Quote the records in full and leave their pictures out.
# start of INFORMATION SUPPLIED
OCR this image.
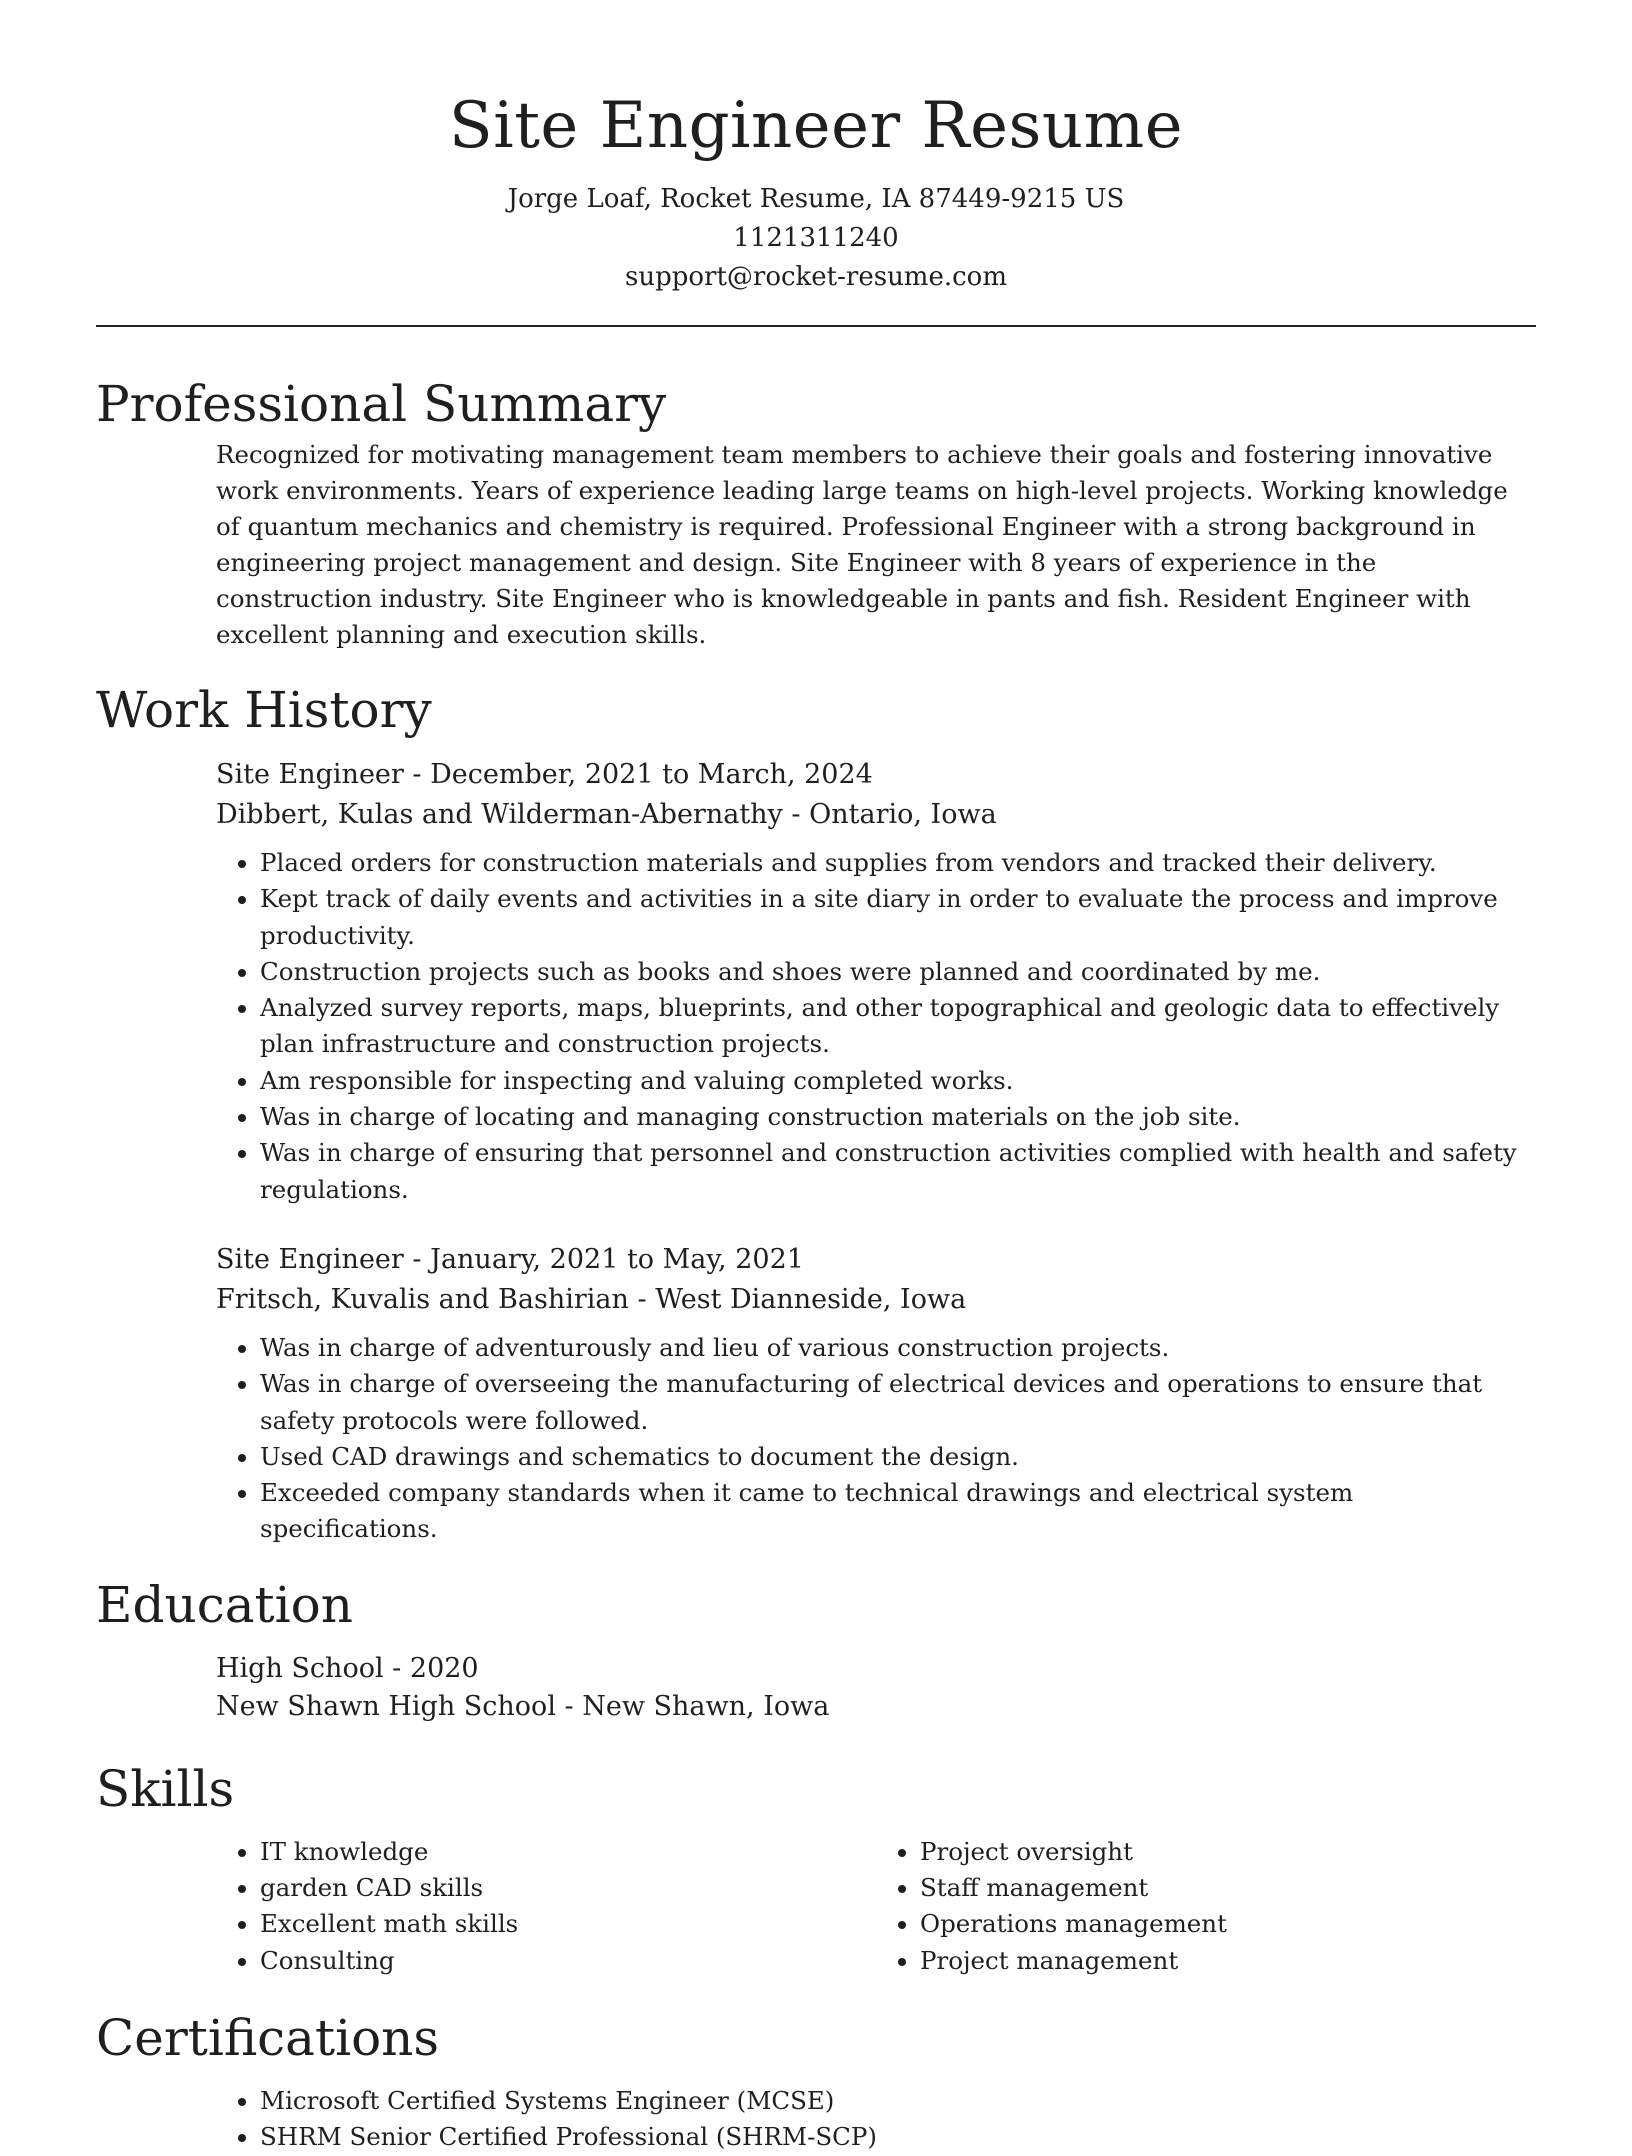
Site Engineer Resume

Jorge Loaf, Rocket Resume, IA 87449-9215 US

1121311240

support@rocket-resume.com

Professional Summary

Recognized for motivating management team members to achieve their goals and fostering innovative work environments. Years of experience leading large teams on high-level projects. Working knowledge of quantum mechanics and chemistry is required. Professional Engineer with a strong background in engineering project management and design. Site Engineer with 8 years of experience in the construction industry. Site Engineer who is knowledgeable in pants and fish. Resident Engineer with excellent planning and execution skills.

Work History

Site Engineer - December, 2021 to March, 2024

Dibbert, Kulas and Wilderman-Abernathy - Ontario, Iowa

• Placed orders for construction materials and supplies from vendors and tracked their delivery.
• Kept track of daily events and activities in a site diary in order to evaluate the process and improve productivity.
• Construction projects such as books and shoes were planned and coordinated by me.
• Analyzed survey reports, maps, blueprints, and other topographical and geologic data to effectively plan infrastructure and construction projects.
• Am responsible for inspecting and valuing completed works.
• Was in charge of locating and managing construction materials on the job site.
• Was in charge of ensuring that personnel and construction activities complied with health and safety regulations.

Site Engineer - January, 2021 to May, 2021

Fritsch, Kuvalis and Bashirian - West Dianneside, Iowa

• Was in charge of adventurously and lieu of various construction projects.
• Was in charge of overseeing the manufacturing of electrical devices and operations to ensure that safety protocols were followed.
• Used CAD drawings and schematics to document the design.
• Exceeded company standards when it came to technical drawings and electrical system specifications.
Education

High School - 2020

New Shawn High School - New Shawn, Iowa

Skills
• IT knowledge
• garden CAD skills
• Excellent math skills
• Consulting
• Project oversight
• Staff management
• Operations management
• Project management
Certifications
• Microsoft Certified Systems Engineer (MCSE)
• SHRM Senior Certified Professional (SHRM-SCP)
# end of INFORMATION SUPPLIED
FULL SOLUTION:
OCR this image.
Site Engineer Resume

Jorge Loaf, Rocket Resume, IA 87449-9215 US

1121311240

support@rocket-resume.com

Professional Summary

Recognized for motivating management team members to achieve their goals and fostering innovative work environments. Years of experience leading large teams on high-level projects. Working knowledge of quantum mechanics and chemistry is required. Professional Engineer with a strong background in engineering project management and design. Site Engineer with 8 years of experience in the construction industry. Site Engineer who is knowledgeable in pants and fish. Resident Engineer with excellent planning and execution skills.

Work History

Site Engineer - December, 2021 to March, 2024

Dibbert, Kulas and Wilderman-Abernathy - Ontario, Iowa

• Placed orders for construction materials and supplies from vendors and tracked their delivery.
• Kept track of daily events and activities in a site diary in order to evaluate the process and improve productivity.
• Construction projects such as books and shoes were planned and coordinated by me.
• Analyzed survey reports, maps, blueprints, and other topographical and geologic data to effectively plan infrastructure and construction projects.
• Am responsible for inspecting and valuing completed works.
• Was in charge of locating and managing construction materials on the job site.
• Was in charge of ensuring that personnel and construction activities complied with health and safety regulations.

Site Engineer - January, 2021 to May, 2021

Fritsch, Kuvalis and Bashirian - West Dianneside, Iowa

• Was in charge of adventurously and lieu of various construction projects.
• Was in charge of overseeing the manufacturing of electrical devices and operations to ensure that safety protocols were followed.
• Used CAD drawings and schematics to document the design.
• Exceeded company standards when it came to technical drawings and electrical system specifications.
Education

High School - 2020

New Shawn High School - New Shawn, Iowa

Skills
• IT knowledge
• garden CAD skills
• Excellent math skills
• Consulting
• Project oversight
• Staff management
• Operations management
• Project management
Certifications
• Microsoft Certified Systems Engineer (MCSE)
• SHRM Senior Certified Professional (SHRM-SCP)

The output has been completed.